• _WRITTEN REQUEST_:
From the line containing "Output a JSON" through the last line of the material, copy every line exactly, both ends inclusive; do not copy pictures.

• _Excerpts from a figure dataset_:
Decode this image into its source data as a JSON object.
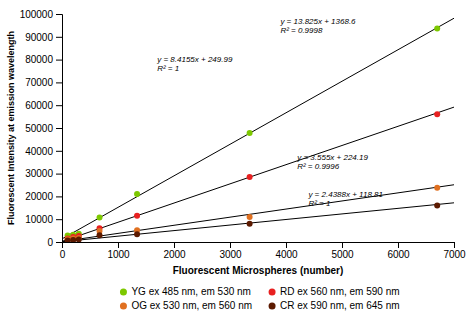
{
  "chart_data": {
    "type": "scatter",
    "x_label": "Fluorescent Microspheres (number)",
    "y_label": "Fluorescent Intensity at emission wavelength",
    "series": [
      {
        "name": "YG ex 485 nm, em 530 nm",
        "color": "#7dc800",
        "x": [
          100,
          200,
          300,
          670,
          1340,
          3350,
          6700
        ],
        "values": [
          2800,
          3200,
          3600,
          10800,
          21000,
          47800,
          93600
        ],
        "trend": {
          "color": "#000000",
          "x": [
            0,
            7000
          ],
          "values": [
            1368.6,
            98143.6
          ]
        }
      },
      {
        "name": "RD ex 560 nm, em 590 nm",
        "color": "#e82020",
        "x": [
          100,
          200,
          300,
          670,
          1340,
          3350,
          6700
        ],
        "values": [
          1500,
          2200,
          2600,
          6000,
          11500,
          28500,
          56000
        ],
        "trend": {
          "color": "#000000",
          "x": [
            0,
            7000
          ],
          "values": [
            249.99,
            59158.49
          ]
        }
      },
      {
        "name": "OG ex 530 nm, em 560 nm",
        "color": "#e07020",
        "x": [
          100,
          200,
          300,
          670,
          1340,
          3350,
          6700
        ],
        "values": [
          1200,
          1500,
          1800,
          4800,
          5200,
          11000,
          23800
        ],
        "trend": {
          "color": "#000000",
          "x": [
            0,
            7000
          ],
          "values": [
            224.19,
            25109.19
          ]
        }
      },
      {
        "name": "CR ex 590 nm, em 645 nm",
        "color": "#5c1a00",
        "x": [
          100,
          200,
          300,
          670,
          1340,
          3350,
          6700
        ],
        "values": [
          700,
          900,
          1100,
          3000,
          3400,
          8000,
          16000
        ],
        "trend": {
          "color": "#000000",
          "x": [
            0,
            7000
          ],
          "values": [
            118.81,
            17190.41
          ]
        }
      }
    ],
    "annotations": [
      {
        "text": "y = 13.825x + 1368.6\nR² = 0.9998",
        "x": 3900,
        "y": 91000
      },
      {
        "text": "y = 8.4155x + 249.99\nR² = 1",
        "x": 1700,
        "y": 74000
      },
      {
        "text": "y = 3.555x + 224.19\nR² = 0.9996",
        "x": 4200,
        "y": 31000
      },
      {
        "text": "y = 2.4388x + 118.81\nR² = 1",
        "x": 4400,
        "y": 15000
      }
    ],
    "xlim": [
      0,
      7000
    ],
    "ylim": [
      0,
      100000
    ],
    "xticks": [
      0,
      1000,
      2000,
      3000,
      4000,
      5000,
      6000,
      7000
    ],
    "yticks": [
      0,
      10000,
      20000,
      30000,
      40000,
      50000,
      60000,
      70000,
      80000,
      90000,
      100000
    ],
    "grid": false,
    "legend": "bottom"
  }
}
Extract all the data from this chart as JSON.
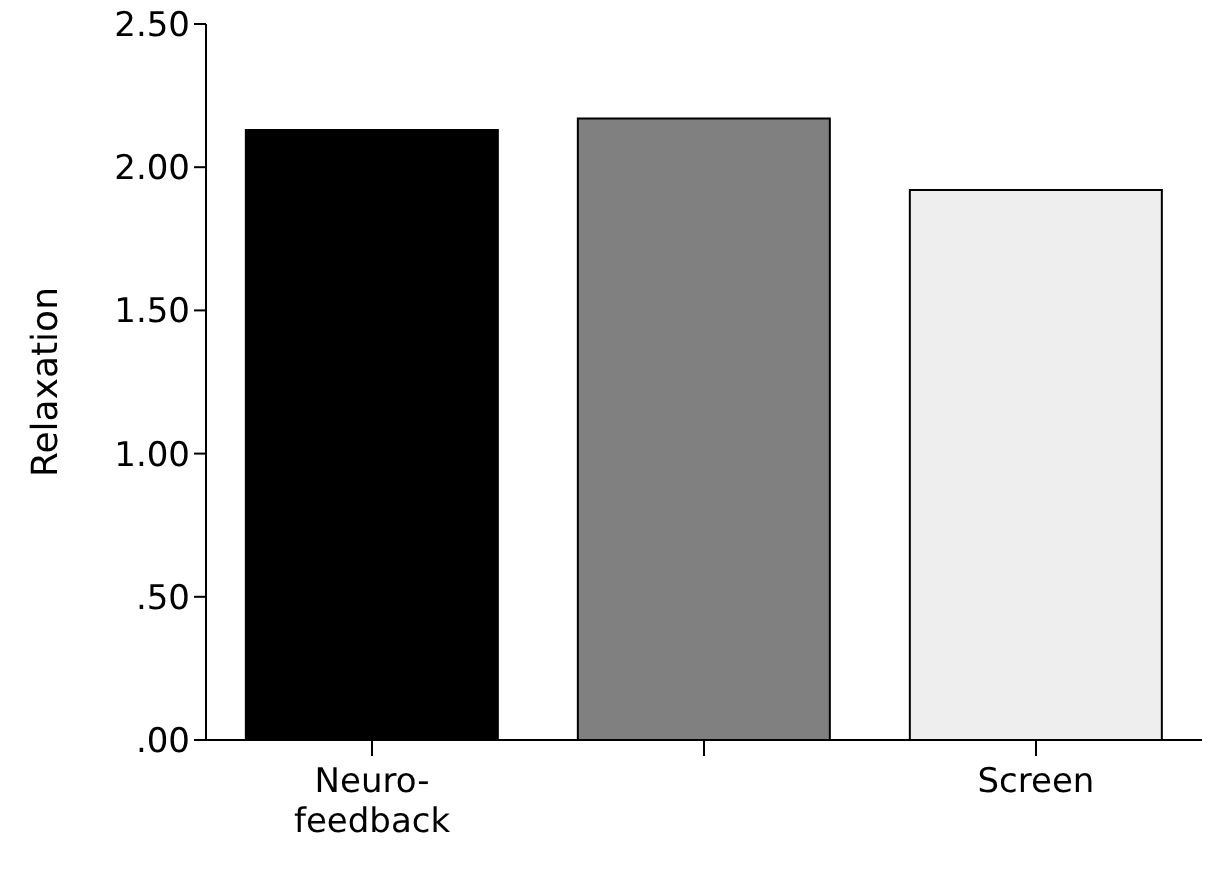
{
  "chart_data": {
    "type": "bar",
    "categories": [
      "Neuro-feedback",
      null,
      "Screen"
    ],
    "values": [
      2.13,
      2.17,
      1.92
    ],
    "colors": [
      "#000000",
      "#808080",
      "#eeeeee"
    ],
    "ylabel": "Relaxation",
    "ylim": [
      0,
      2.5
    ],
    "yticks": [
      {
        "value": 0,
        "label": ".00"
      },
      {
        "value": 0.5,
        "label": ".50"
      },
      {
        "value": 1,
        "label": "1.00"
      },
      {
        "value": 1.5,
        "label": "1.50"
      },
      {
        "value": 2,
        "label": "2.00"
      },
      {
        "value": 2.5,
        "label": "2.50"
      }
    ],
    "grid": false
  }
}
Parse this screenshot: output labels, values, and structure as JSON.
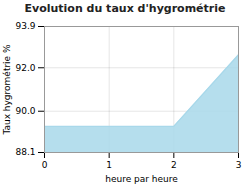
{
  "chart_data": {
    "type": "area",
    "title": "Evolution du taux d'hygrométrie",
    "xlabel": "heure par heure",
    "ylabel": "Taux hygrométrie %",
    "x": [
      0,
      2,
      3
    ],
    "values": [
      89.3,
      89.3,
      92.6
    ],
    "color": "#a8d8ea",
    "xlim": [
      0,
      3
    ],
    "xticks": [
      0,
      1,
      2,
      3
    ],
    "ylim": [
      88.1,
      93.9
    ],
    "yticks": [
      88.1,
      {
        "value": 90.0,
        "label": "90.0"
      },
      {
        "value": 92.0,
        "label": "92.0"
      },
      93.9
    ],
    "grid": true
  }
}
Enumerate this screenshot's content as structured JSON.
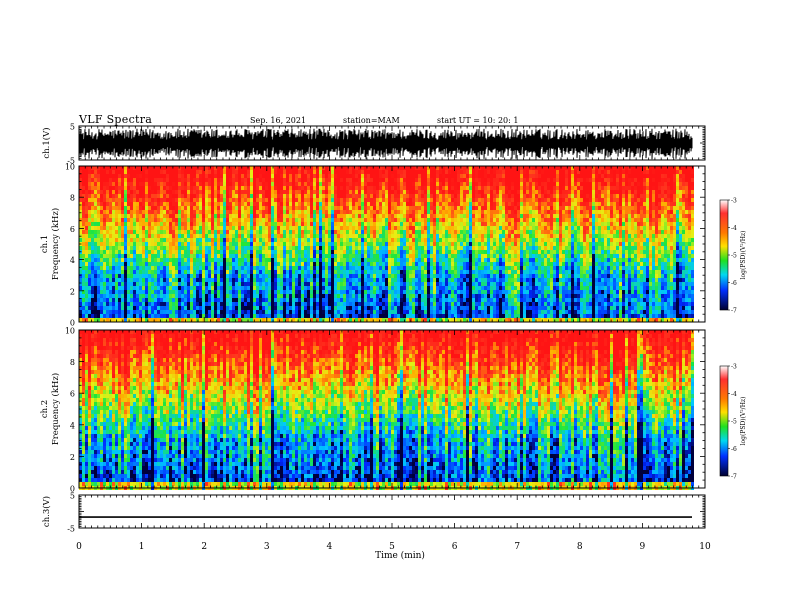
{
  "header": {
    "title": "VLF Spectra",
    "date": "Sep. 16, 2021",
    "station": "station=MAM",
    "start": "start UT =  10: 20: 1"
  },
  "chart_data": [
    {
      "type": "line",
      "panel": "ch1-waveform",
      "ylabel": "ch.1(V)",
      "ylim": [
        -5,
        5
      ],
      "yticks": [
        "5",
        "-5"
      ],
      "xlim": [
        0,
        10
      ],
      "description_values": "dense oscillating waveform spanning approximately -4 to 4 V over the full time range"
    },
    {
      "type": "heatmap",
      "panel": "ch1-spectrogram",
      "ylabel_line1": "ch.1",
      "ylabel_line2": "Frequency (kHz)",
      "ylim": [
        0,
        10
      ],
      "yticks": [
        "0",
        "2",
        "4",
        "6",
        "8",
        "10"
      ],
      "xlim": [
        0,
        10
      ],
      "colorbar": {
        "label": "log(PSD)(V²/Hz)",
        "range": [
          -7,
          -3
        ],
        "ticks": [
          "-3",
          "-4",
          "-5",
          "-6",
          "-7"
        ]
      }
    },
    {
      "type": "heatmap",
      "panel": "ch2-spectrogram",
      "ylabel_line1": "ch.2",
      "ylabel_line2": "Frequency (kHz)",
      "ylim": [
        0,
        10
      ],
      "yticks": [
        "0",
        "2",
        "4",
        "6",
        "8",
        "10"
      ],
      "xlim": [
        0,
        10
      ],
      "colorbar": {
        "label": "log(PSD)(V²/Hz)",
        "range": [
          -7,
          -3
        ],
        "ticks": [
          "-3",
          "-4",
          "-5",
          "-6",
          "-7"
        ]
      }
    },
    {
      "type": "line",
      "panel": "ch3-waveform",
      "ylabel": "ch.3(V)",
      "ylim": [
        -5,
        5
      ],
      "yticks": [
        "5",
        "-5"
      ],
      "xlim": [
        0,
        10
      ],
      "values_flat": -1.7
    }
  ],
  "x_axis": {
    "label": "Time (min)",
    "ticks": [
      "0",
      "1",
      "2",
      "3",
      "4",
      "5",
      "6",
      "7",
      "8",
      "9",
      "10"
    ]
  }
}
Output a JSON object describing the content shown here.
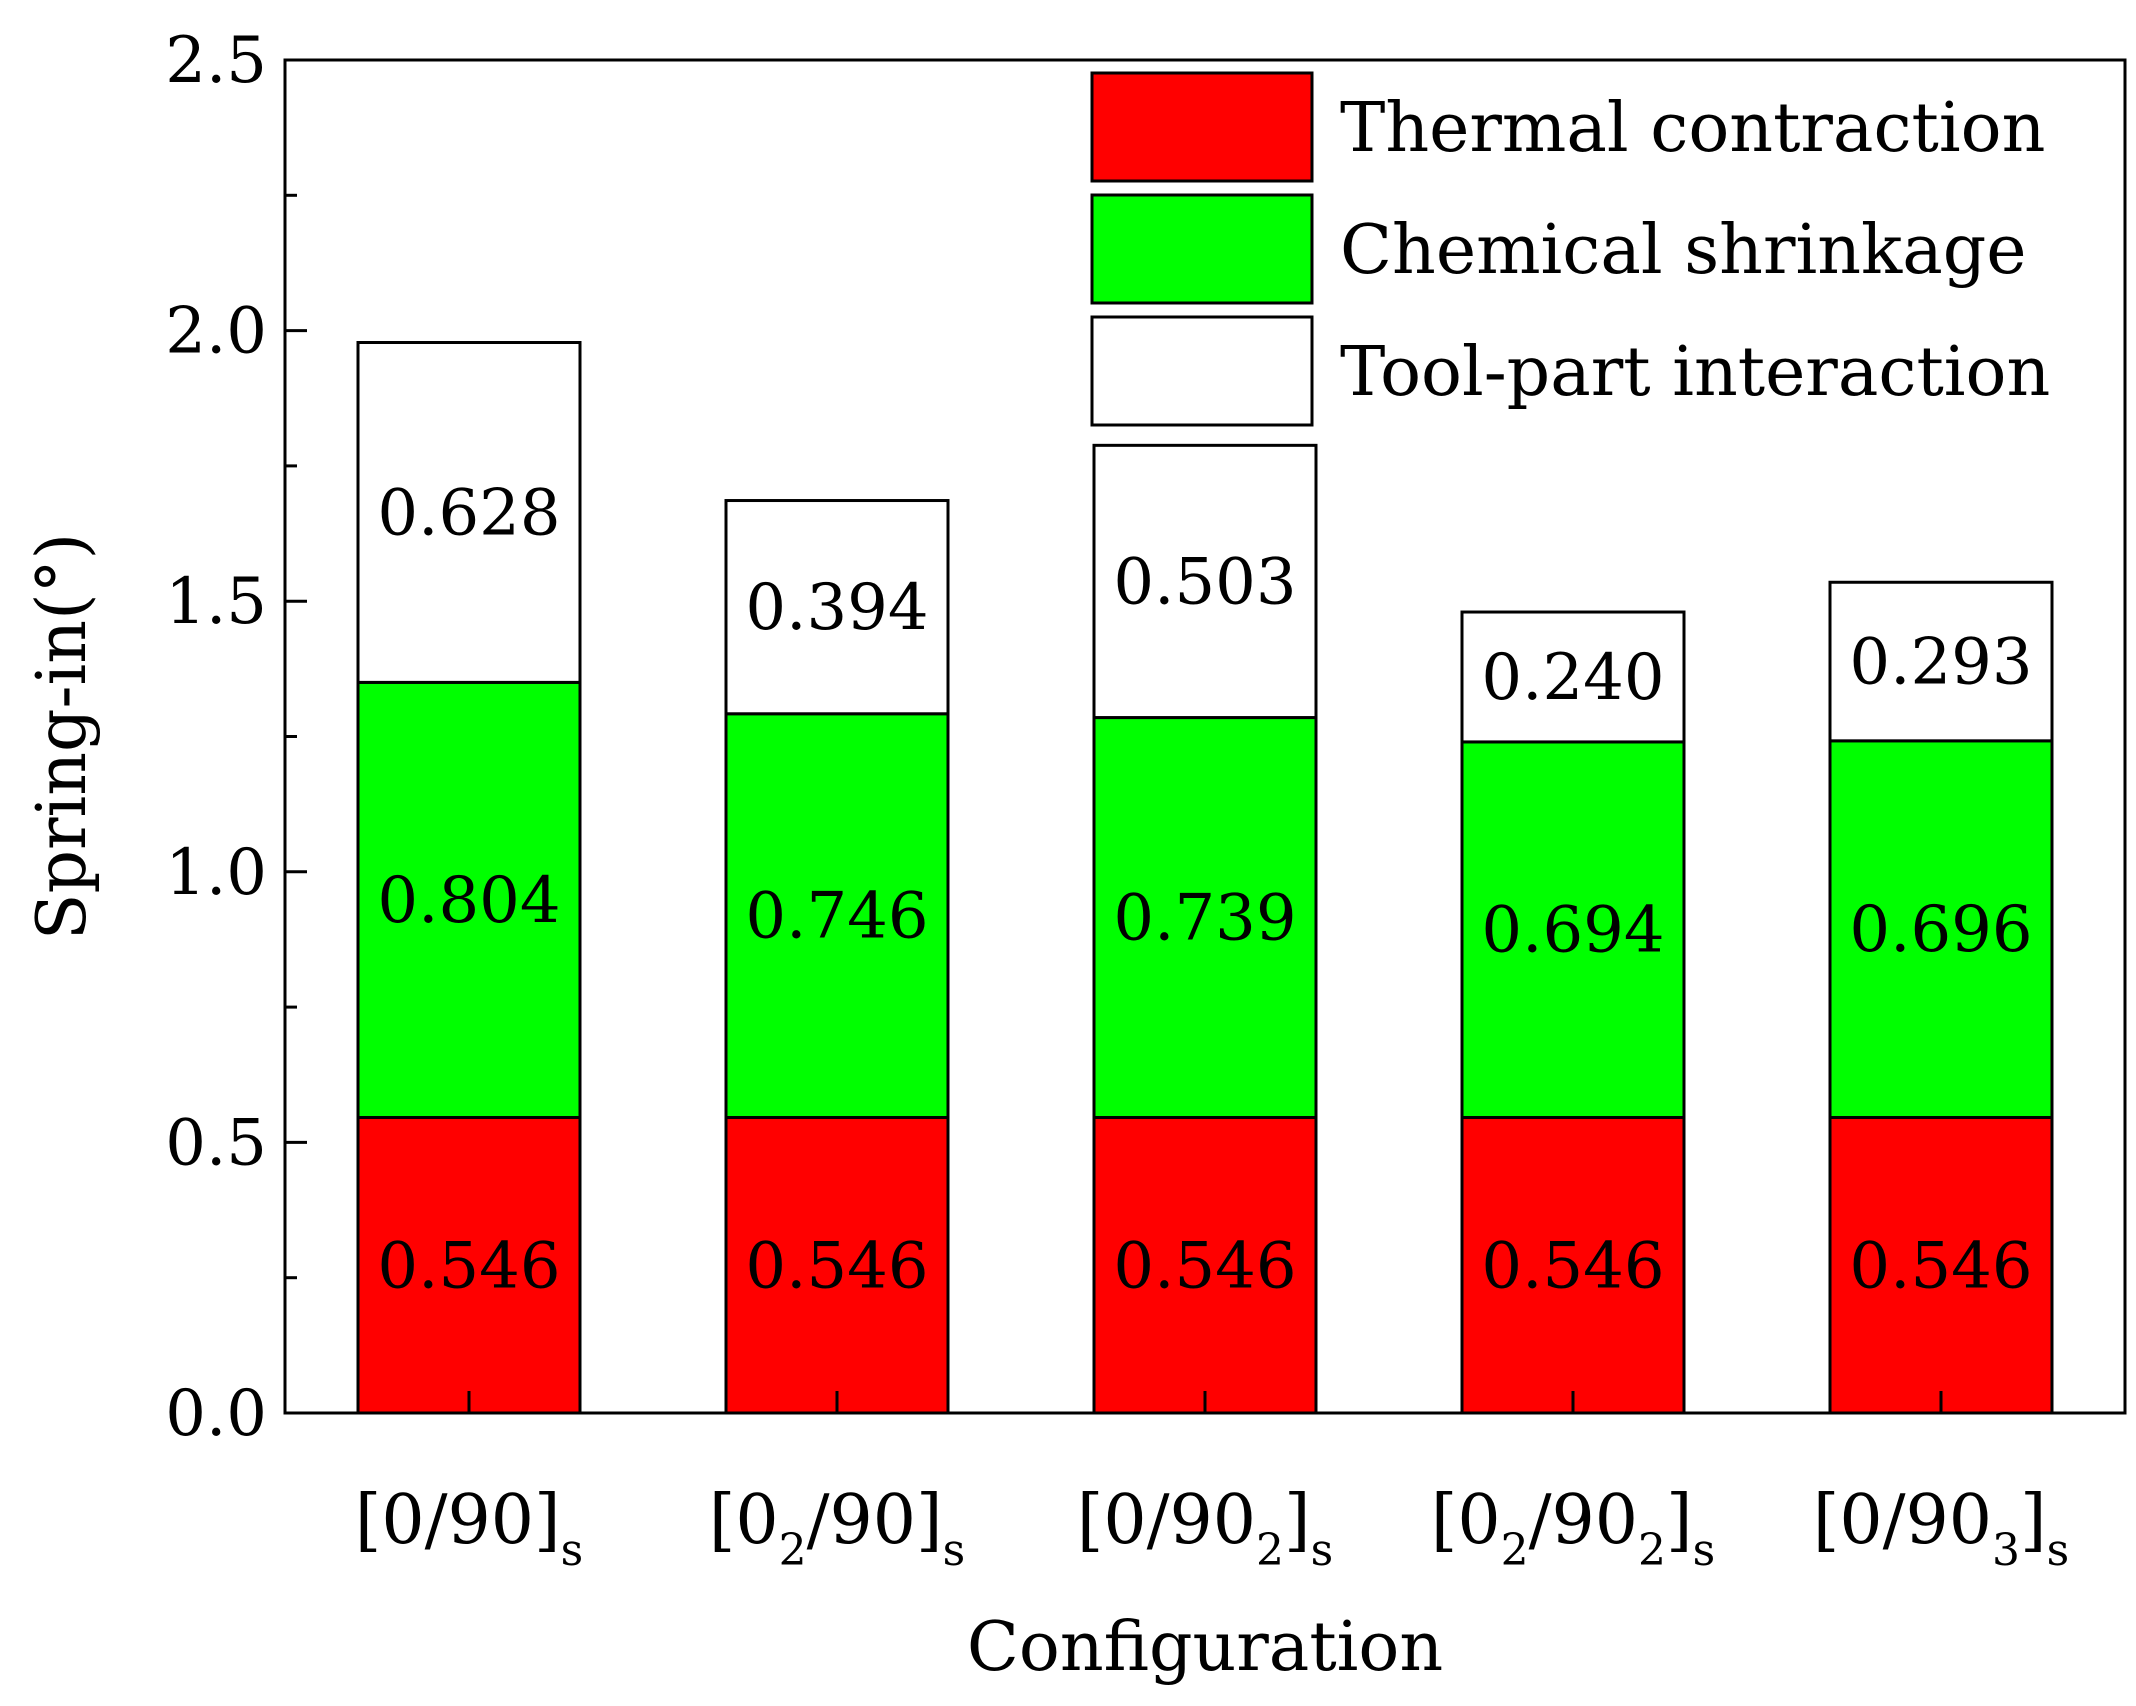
{
  "chart_data": {
    "type": "bar",
    "stacked": true,
    "title": "",
    "xlabel": "Configuration",
    "ylabel": "Spring-in(°)",
    "ylim": [
      0,
      2.5
    ],
    "yticks": [
      "0.0",
      "0.5",
      "1.0",
      "1.5",
      "2.0",
      "2.5"
    ],
    "categories": [
      {
        "base": "[0/90]",
        "subs": [
          "",
          "",
          "s"
        ]
      },
      {
        "base": "[0",
        "subs": [
          "2",
          "/90]",
          "s"
        ]
      },
      {
        "base": "[0/90",
        "subs": [
          "2",
          "]",
          "s"
        ]
      },
      {
        "base": "[0",
        "subs": [
          "2",
          "/90",
          "2"
        ],
        "tail": "]",
        "tail_sub": "s"
      },
      {
        "base": "[0/90",
        "subs": [
          "3",
          "]",
          "s"
        ]
      }
    ],
    "series": [
      {
        "name": "Thermal contraction",
        "color": "#ff0000",
        "values": [
          0.546,
          0.546,
          0.546,
          0.546,
          0.546
        ],
        "labels": [
          "0.546",
          "0.546",
          "0.546",
          "0.546",
          "0.546"
        ]
      },
      {
        "name": "Chemical shrinkage",
        "color": "#00ff00",
        "values": [
          0.804,
          0.746,
          0.739,
          0.694,
          0.696
        ],
        "labels": [
          "0.804",
          "0.746",
          "0.739",
          "0.694",
          "0.696"
        ]
      },
      {
        "name": "Tool-part interaction",
        "color": "#ffffff",
        "values": [
          0.628,
          0.394,
          0.503,
          0.24,
          0.293
        ],
        "labels": [
          "0.628",
          "0.394",
          "0.503",
          "0.240",
          "0.293"
        ]
      }
    ],
    "legend_position": "top-right"
  }
}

• _OUTPUT_:
Output a JSON object describing the content shown here.
{
  "chart_data": {
    "type": "bar",
    "stacked": true,
    "title": "",
    "xlabel": "Configuration",
    "ylabel": "Spring-in(°)",
    "ylim": [
      0,
      2.5
    ],
    "yticks": [
      "0.0",
      "0.5",
      "1.0",
      "1.5",
      "2.0",
      "2.5"
    ],
    "categories": [
      {
        "base": "[0/90]",
        "subs": [
          "",
          "",
          "s"
        ]
      },
      {
        "base": "[0",
        "subs": [
          "2",
          "/90]",
          "s"
        ]
      },
      {
        "base": "[0/90",
        "subs": [
          "2",
          "]",
          "s"
        ]
      },
      {
        "base": "[0",
        "subs": [
          "2",
          "/90",
          "2"
        ],
        "tail": "]",
        "tail_sub": "s"
      },
      {
        "base": "[0/90",
        "subs": [
          "3",
          "]",
          "s"
        ]
      }
    ],
    "series": [
      {
        "name": "Thermal contraction",
        "color": "#ff0000",
        "values": [
          0.546,
          0.546,
          0.546,
          0.546,
          0.546
        ],
        "labels": [
          "0.546",
          "0.546",
          "0.546",
          "0.546",
          "0.546"
        ]
      },
      {
        "name": "Chemical shrinkage",
        "color": "#00ff00",
        "values": [
          0.804,
          0.746,
          0.739,
          0.694,
          0.696
        ],
        "labels": [
          "0.804",
          "0.746",
          "0.739",
          "0.694",
          "0.696"
        ]
      },
      {
        "name": "Tool-part interaction",
        "color": "#ffffff",
        "values": [
          0.628,
          0.394,
          0.503,
          0.24,
          0.293
        ],
        "labels": [
          "0.628",
          "0.394",
          "0.503",
          "0.240",
          "0.293"
        ]
      }
    ],
    "legend_position": "top-right"
  }
}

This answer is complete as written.